>> Begin DATA IN THIS EXERCISE
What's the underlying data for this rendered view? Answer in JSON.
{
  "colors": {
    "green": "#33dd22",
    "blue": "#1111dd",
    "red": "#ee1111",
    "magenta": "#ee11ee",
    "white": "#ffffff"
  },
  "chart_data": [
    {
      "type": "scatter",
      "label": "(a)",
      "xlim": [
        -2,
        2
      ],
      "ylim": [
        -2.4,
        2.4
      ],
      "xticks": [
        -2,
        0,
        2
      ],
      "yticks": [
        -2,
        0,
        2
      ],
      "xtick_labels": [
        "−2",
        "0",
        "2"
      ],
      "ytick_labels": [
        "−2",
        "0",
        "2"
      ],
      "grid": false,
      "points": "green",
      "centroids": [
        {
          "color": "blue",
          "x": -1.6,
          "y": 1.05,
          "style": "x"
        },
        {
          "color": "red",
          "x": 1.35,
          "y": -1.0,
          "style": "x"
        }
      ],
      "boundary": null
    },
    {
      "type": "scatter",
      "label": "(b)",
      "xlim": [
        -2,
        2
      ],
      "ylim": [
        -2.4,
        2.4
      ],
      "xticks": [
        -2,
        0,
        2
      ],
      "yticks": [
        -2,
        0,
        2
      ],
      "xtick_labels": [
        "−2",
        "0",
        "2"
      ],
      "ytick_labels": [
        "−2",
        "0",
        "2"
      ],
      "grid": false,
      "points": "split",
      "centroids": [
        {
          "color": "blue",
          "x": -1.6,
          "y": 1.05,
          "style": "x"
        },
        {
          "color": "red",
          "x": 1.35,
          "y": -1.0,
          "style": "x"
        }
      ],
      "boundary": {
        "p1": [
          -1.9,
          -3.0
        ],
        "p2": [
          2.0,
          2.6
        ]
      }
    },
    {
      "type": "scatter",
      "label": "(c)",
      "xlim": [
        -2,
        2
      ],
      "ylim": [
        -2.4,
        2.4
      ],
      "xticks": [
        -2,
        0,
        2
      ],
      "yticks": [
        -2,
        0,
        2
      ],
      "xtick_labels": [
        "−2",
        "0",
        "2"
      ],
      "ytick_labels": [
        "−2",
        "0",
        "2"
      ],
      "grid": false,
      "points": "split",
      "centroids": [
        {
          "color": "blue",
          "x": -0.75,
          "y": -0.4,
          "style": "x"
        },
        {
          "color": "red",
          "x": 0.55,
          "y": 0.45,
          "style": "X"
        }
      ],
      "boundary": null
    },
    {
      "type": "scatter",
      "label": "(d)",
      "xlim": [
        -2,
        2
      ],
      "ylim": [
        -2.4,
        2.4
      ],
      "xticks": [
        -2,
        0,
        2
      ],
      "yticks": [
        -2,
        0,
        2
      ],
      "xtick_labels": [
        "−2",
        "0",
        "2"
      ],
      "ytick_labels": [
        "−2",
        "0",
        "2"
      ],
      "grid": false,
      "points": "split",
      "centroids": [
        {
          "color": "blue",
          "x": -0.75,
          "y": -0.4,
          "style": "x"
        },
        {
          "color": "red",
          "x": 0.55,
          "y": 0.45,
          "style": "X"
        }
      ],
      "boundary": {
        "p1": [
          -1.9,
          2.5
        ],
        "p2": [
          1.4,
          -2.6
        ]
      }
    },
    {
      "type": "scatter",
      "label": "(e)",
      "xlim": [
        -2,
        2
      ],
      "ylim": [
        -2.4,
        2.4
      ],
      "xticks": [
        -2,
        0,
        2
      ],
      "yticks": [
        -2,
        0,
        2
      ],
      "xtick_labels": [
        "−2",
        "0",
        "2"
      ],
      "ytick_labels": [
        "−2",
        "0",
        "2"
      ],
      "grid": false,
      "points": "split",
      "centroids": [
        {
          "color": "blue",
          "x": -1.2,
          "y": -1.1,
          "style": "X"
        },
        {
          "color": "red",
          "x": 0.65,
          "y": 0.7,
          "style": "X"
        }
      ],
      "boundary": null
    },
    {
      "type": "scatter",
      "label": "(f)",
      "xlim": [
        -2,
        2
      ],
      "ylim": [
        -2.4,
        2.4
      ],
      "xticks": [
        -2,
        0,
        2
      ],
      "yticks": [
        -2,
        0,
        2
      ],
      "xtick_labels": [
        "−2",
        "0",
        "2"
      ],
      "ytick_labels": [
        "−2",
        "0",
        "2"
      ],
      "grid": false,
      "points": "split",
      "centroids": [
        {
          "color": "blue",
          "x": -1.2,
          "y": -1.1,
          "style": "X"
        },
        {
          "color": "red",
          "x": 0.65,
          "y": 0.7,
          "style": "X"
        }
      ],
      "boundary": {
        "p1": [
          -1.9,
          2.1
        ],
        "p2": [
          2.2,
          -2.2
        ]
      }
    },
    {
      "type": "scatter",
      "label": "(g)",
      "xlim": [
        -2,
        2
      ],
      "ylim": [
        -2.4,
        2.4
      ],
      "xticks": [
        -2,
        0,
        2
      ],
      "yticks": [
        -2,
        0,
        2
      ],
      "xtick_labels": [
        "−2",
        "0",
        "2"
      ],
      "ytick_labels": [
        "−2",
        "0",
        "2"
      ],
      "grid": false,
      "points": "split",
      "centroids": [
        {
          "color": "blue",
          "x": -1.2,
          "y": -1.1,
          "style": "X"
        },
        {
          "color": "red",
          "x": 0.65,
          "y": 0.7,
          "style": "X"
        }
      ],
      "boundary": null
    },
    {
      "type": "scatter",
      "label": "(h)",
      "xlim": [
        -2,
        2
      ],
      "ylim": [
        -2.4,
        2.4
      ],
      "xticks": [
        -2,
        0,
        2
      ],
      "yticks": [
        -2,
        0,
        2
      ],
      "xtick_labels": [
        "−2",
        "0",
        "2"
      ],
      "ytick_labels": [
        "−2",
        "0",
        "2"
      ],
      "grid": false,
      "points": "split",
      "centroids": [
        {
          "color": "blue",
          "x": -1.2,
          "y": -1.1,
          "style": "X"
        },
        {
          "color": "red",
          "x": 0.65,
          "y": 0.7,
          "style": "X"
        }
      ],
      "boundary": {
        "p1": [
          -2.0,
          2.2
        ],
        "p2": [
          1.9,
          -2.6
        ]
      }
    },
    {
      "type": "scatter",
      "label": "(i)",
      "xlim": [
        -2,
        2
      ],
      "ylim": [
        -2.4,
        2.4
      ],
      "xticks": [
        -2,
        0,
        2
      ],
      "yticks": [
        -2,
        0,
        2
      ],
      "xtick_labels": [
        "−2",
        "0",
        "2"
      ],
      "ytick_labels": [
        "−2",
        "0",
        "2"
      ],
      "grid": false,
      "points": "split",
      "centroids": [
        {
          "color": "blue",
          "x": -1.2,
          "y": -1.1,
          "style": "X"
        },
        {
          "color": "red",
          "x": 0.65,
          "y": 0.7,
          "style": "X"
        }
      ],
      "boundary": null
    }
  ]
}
>> End DATA IN THIS EXERCISE
◆ PROMPT
Return all the data above once more, precisely as given.

◆ WORKED ANSWER
What's the underlying data for this rendered view? Answer in JSON.
{
  "colors": {
    "green": "#33dd22",
    "blue": "#1111dd",
    "red": "#ee1111",
    "magenta": "#ee11ee",
    "white": "#ffffff"
  },
  "chart_data": [
    {
      "type": "scatter",
      "label": "(a)",
      "xlim": [
        -2,
        2
      ],
      "ylim": [
        -2.4,
        2.4
      ],
      "xticks": [
        -2,
        0,
        2
      ],
      "yticks": [
        -2,
        0,
        2
      ],
      "xtick_labels": [
        "−2",
        "0",
        "2"
      ],
      "ytick_labels": [
        "−2",
        "0",
        "2"
      ],
      "grid": false,
      "points": "green",
      "centroids": [
        {
          "color": "blue",
          "x": -1.6,
          "y": 1.05,
          "style": "x"
        },
        {
          "color": "red",
          "x": 1.35,
          "y": -1.0,
          "style": "x"
        }
      ],
      "boundary": null
    },
    {
      "type": "scatter",
      "label": "(b)",
      "xlim": [
        -2,
        2
      ],
      "ylim": [
        -2.4,
        2.4
      ],
      "xticks": [
        -2,
        0,
        2
      ],
      "yticks": [
        -2,
        0,
        2
      ],
      "xtick_labels": [
        "−2",
        "0",
        "2"
      ],
      "ytick_labels": [
        "−2",
        "0",
        "2"
      ],
      "grid": false,
      "points": "split",
      "centroids": [
        {
          "color": "blue",
          "x": -1.6,
          "y": 1.05,
          "style": "x"
        },
        {
          "color": "red",
          "x": 1.35,
          "y": -1.0,
          "style": "x"
        }
      ],
      "boundary": {
        "p1": [
          -1.9,
          -3.0
        ],
        "p2": [
          2.0,
          2.6
        ]
      }
    },
    {
      "type": "scatter",
      "label": "(c)",
      "xlim": [
        -2,
        2
      ],
      "ylim": [
        -2.4,
        2.4
      ],
      "xticks": [
        -2,
        0,
        2
      ],
      "yticks": [
        -2,
        0,
        2
      ],
      "xtick_labels": [
        "−2",
        "0",
        "2"
      ],
      "ytick_labels": [
        "−2",
        "0",
        "2"
      ],
      "grid": false,
      "points": "split",
      "centroids": [
        {
          "color": "blue",
          "x": -0.75,
          "y": -0.4,
          "style": "x"
        },
        {
          "color": "red",
          "x": 0.55,
          "y": 0.45,
          "style": "X"
        }
      ],
      "boundary": null
    },
    {
      "type": "scatter",
      "label": "(d)",
      "xlim": [
        -2,
        2
      ],
      "ylim": [
        -2.4,
        2.4
      ],
      "xticks": [
        -2,
        0,
        2
      ],
      "yticks": [
        -2,
        0,
        2
      ],
      "xtick_labels": [
        "−2",
        "0",
        "2"
      ],
      "ytick_labels": [
        "−2",
        "0",
        "2"
      ],
      "grid": false,
      "points": "split",
      "centroids": [
        {
          "color": "blue",
          "x": -0.75,
          "y": -0.4,
          "style": "x"
        },
        {
          "color": "red",
          "x": 0.55,
          "y": 0.45,
          "style": "X"
        }
      ],
      "boundary": {
        "p1": [
          -1.9,
          2.5
        ],
        "p2": [
          1.4,
          -2.6
        ]
      }
    },
    {
      "type": "scatter",
      "label": "(e)",
      "xlim": [
        -2,
        2
      ],
      "ylim": [
        -2.4,
        2.4
      ],
      "xticks": [
        -2,
        0,
        2
      ],
      "yticks": [
        -2,
        0,
        2
      ],
      "xtick_labels": [
        "−2",
        "0",
        "2"
      ],
      "ytick_labels": [
        "−2",
        "0",
        "2"
      ],
      "grid": false,
      "points": "split",
      "centroids": [
        {
          "color": "blue",
          "x": -1.2,
          "y": -1.1,
          "style": "X"
        },
        {
          "color": "red",
          "x": 0.65,
          "y": 0.7,
          "style": "X"
        }
      ],
      "boundary": null
    },
    {
      "type": "scatter",
      "label": "(f)",
      "xlim": [
        -2,
        2
      ],
      "ylim": [
        -2.4,
        2.4
      ],
      "xticks": [
        -2,
        0,
        2
      ],
      "yticks": [
        -2,
        0,
        2
      ],
      "xtick_labels": [
        "−2",
        "0",
        "2"
      ],
      "ytick_labels": [
        "−2",
        "0",
        "2"
      ],
      "grid": false,
      "points": "split",
      "centroids": [
        {
          "color": "blue",
          "x": -1.2,
          "y": -1.1,
          "style": "X"
        },
        {
          "color": "red",
          "x": 0.65,
          "y": 0.7,
          "style": "X"
        }
      ],
      "boundary": {
        "p1": [
          -1.9,
          2.1
        ],
        "p2": [
          2.2,
          -2.2
        ]
      }
    },
    {
      "type": "scatter",
      "label": "(g)",
      "xlim": [
        -2,
        2
      ],
      "ylim": [
        -2.4,
        2.4
      ],
      "xticks": [
        -2,
        0,
        2
      ],
      "yticks": [
        -2,
        0,
        2
      ],
      "xtick_labels": [
        "−2",
        "0",
        "2"
      ],
      "ytick_labels": [
        "−2",
        "0",
        "2"
      ],
      "grid": false,
      "points": "split",
      "centroids": [
        {
          "color": "blue",
          "x": -1.2,
          "y": -1.1,
          "style": "X"
        },
        {
          "color": "red",
          "x": 0.65,
          "y": 0.7,
          "style": "X"
        }
      ],
      "boundary": null
    },
    {
      "type": "scatter",
      "label": "(h)",
      "xlim": [
        -2,
        2
      ],
      "ylim": [
        -2.4,
        2.4
      ],
      "xticks": [
        -2,
        0,
        2
      ],
      "yticks": [
        -2,
        0,
        2
      ],
      "xtick_labels": [
        "−2",
        "0",
        "2"
      ],
      "ytick_labels": [
        "−2",
        "0",
        "2"
      ],
      "grid": false,
      "points": "split",
      "centroids": [
        {
          "color": "blue",
          "x": -1.2,
          "y": -1.1,
          "style": "X"
        },
        {
          "color": "red",
          "x": 0.65,
          "y": 0.7,
          "style": "X"
        }
      ],
      "boundary": {
        "p1": [
          -2.0,
          2.2
        ],
        "p2": [
          1.9,
          -2.6
        ]
      }
    },
    {
      "type": "scatter",
      "label": "(i)",
      "xlim": [
        -2,
        2
      ],
      "ylim": [
        -2.4,
        2.4
      ],
      "xticks": [
        -2,
        0,
        2
      ],
      "yticks": [
        -2,
        0,
        2
      ],
      "xtick_labels": [
        "−2",
        "0",
        "2"
      ],
      "ytick_labels": [
        "−2",
        "0",
        "2"
      ],
      "grid": false,
      "points": "split",
      "centroids": [
        {
          "color": "blue",
          "x": -1.2,
          "y": -1.1,
          "style": "X"
        },
        {
          "color": "red",
          "x": 0.65,
          "y": 0.7,
          "style": "X"
        }
      ],
      "boundary": null
    }
  ]
}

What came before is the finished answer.